Внутри человека смеётся именно этот сонм гибнущих от смеха богов — или не смеётся никто. Как раз об этом и говорит на смеховом будетлянском языке языческое стихотворение Хлебникова.

Но, возможно, мы с вами забыли задать самый первый, базовый вопрос: а что такое смех вообще? И чем он отличается — если отличается — от, например, юмора или иронии? Как заметил Бергсон, посвятивший смеху классическое эссе, смех ускользает от определения, потому что он — живое, часть жизненных форм и сил. При этом сам Бергсон твёрдо помещает смех в контекст социума: смех для него — групповой, общественный феномен. Скажем, смеётся компания, в которой кто-то рассказывает анекдот — и этот анекдот смешон для них, включённых в ситуацию и понимающих интонации рассказчика, а для других людей этот анекдот может оказаться и вовсе не смешным. А ещё, по мысли Бергсона, люди смеются над автоматизмом, обнаруживаемым в живом: например, над человеческим характером, в котором преобладает какая-нибудь механическая черта: алчность, мелочность, чревоугодие… То есть речь у Бергсона идёт прежде всего о комических ситуациях, понятных присутствующим и имеющих смеховую традицию в той или иной культурной среде. Смех над марионеткой Сталиным в фильме Пассера — это тоже смех над механическим и мертвенным в человеческом существе.
====
• Задание A
Повтори целиком, слово в слово, текст о смехе.
Текст о смехе и строки ниже никак между собой не связаны.
====
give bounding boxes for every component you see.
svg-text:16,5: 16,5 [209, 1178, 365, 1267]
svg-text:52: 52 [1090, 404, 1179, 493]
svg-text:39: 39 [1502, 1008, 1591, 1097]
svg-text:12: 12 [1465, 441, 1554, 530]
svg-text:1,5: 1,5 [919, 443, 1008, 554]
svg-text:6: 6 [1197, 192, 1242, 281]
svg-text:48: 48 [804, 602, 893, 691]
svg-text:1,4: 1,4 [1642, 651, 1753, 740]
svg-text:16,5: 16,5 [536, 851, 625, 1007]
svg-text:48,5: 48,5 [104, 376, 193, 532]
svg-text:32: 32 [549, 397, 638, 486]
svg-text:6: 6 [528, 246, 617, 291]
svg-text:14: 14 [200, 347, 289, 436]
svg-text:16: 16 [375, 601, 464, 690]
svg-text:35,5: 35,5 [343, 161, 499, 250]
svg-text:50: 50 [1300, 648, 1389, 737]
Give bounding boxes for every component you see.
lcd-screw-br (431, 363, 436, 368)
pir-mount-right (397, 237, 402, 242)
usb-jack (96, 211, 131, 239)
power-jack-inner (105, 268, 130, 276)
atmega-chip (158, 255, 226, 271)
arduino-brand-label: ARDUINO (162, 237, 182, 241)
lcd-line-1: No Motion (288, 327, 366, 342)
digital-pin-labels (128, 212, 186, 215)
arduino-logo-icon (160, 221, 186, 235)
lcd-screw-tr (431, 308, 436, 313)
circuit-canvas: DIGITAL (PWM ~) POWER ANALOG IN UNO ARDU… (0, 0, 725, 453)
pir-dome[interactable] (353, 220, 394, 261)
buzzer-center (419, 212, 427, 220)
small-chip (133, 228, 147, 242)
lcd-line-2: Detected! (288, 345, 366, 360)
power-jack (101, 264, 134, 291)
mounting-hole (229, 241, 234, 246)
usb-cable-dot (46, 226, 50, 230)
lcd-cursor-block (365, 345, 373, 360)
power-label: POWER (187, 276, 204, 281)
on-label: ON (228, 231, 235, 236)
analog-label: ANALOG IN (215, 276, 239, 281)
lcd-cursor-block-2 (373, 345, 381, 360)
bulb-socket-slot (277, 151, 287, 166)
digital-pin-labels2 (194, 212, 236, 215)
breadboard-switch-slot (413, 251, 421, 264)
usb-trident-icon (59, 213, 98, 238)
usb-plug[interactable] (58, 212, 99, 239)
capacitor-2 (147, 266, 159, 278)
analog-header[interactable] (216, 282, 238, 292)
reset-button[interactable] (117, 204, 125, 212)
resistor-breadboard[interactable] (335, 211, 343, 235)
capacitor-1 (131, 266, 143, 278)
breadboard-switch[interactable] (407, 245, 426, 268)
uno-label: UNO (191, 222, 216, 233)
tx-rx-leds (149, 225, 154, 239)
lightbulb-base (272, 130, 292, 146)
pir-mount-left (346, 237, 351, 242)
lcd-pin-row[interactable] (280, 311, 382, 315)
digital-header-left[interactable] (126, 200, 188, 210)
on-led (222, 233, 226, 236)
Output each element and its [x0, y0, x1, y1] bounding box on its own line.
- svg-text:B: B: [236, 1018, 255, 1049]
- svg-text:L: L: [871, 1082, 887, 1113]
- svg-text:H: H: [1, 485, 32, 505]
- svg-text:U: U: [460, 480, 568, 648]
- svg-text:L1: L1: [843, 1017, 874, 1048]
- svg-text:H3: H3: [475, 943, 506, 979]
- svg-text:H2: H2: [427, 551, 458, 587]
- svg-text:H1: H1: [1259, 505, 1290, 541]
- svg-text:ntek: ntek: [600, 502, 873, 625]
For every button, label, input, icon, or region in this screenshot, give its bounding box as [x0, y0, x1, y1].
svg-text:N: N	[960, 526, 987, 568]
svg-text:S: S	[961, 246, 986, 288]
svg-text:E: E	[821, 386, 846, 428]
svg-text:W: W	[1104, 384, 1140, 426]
====
• Задание B
Отредактируй строки входных данных от первой из них до строки с «arduino-logo-icon (160, 221, 186, 235)» включительно: замени «usb-jack» на «usb-port», больше ничего не меняя. Выведи только эти строки.

• Ответ A
Внутри человека смеётся именно этот сонм гибнущих от смеха богов — или не смеётся никто. Как раз об этом и говорит на смеховом будетлянском языке языческое стихотворение Хлебникова.

Но, возможно, мы с вами забыли задать самый первый, базовый вопрос: а что такое смех вообще? И чем он отличается — если отличается — от, например, юмора или иронии? Как заметил Бергсон, посвятивший смеху классическое эссе, смех ускользает от определения, потому что он — живое, часть жизненных форм и сил. При этом сам Бергсон твёрдо помещает смех в контекст социума: смех для него — групповой, общественный феномен. Скажем, смеётся компания, в которой кто-то рассказывает анекдот — и этот анекдот смешон для них, включённых в ситуацию и понимающих интонации рассказчика, а для других людей этот анекдот может оказаться и вовсе не смешным. А ещё, по мысли Бергсона, люди смеются над автоматизмом, обнаруживаемым в живом: например, над человеческим характером, в котором преобладает какая-нибудь механическая черта: алчность, мелочность, чревоугодие… То есть речь у Бергсона идёт прежде всего о комических ситуациях, понятных присутствующим и имеющих смеховую традицию в той или иной культурной среде. Смех над марионеткой Сталиным в фильме Пассера — это тоже смех над механическим и мертвенным в человеческом существе.

• Ответ B
give bounding boxes for every component you see.
svg-text:16,5: 16,5 [209, 1178, 365, 1267]
svg-text:52: 52 [1090, 404, 1179, 493]
svg-text:39: 39 [1502, 1008, 1591, 1097]
svg-text:12: 12 [1465, 441, 1554, 530]
svg-text:1,5: 1,5 [919, 443, 1008, 554]
svg-text:6: 6 [1197, 192, 1242, 281]
svg-text:48: 48 [804, 602, 893, 691]
svg-text:1,4: 1,4 [1642, 651, 1753, 740]
svg-text:16,5: 16,5 [536, 851, 625, 1007]
svg-text:48,5: 48,5 [104, 376, 193, 532]
svg-text:32: 32 [549, 397, 638, 486]
svg-text:6: 6 [528, 246, 617, 291]
svg-text:14: 14 [200, 347, 289, 436]
svg-text:16: 16 [375, 601, 464, 690]
svg-text:35,5: 35,5 [343, 161, 499, 250]
svg-text:50: 50 [1300, 648, 1389, 737]
Give bounding boxes for every component you see.
lcd-screw-br (431, 363, 436, 368)
pir-mount-right (397, 237, 402, 242)
usb-port (96, 211, 131, 239)
power-jack-inner (105, 268, 130, 276)
atmega-chip (158, 255, 226, 271)
arduino-brand-label: ARDUINO (162, 237, 182, 241)
lcd-line-1: No Motion (288, 327, 366, 342)
digital-pin-labels (128, 212, 186, 215)
arduino-logo-icon (160, 221, 186, 235)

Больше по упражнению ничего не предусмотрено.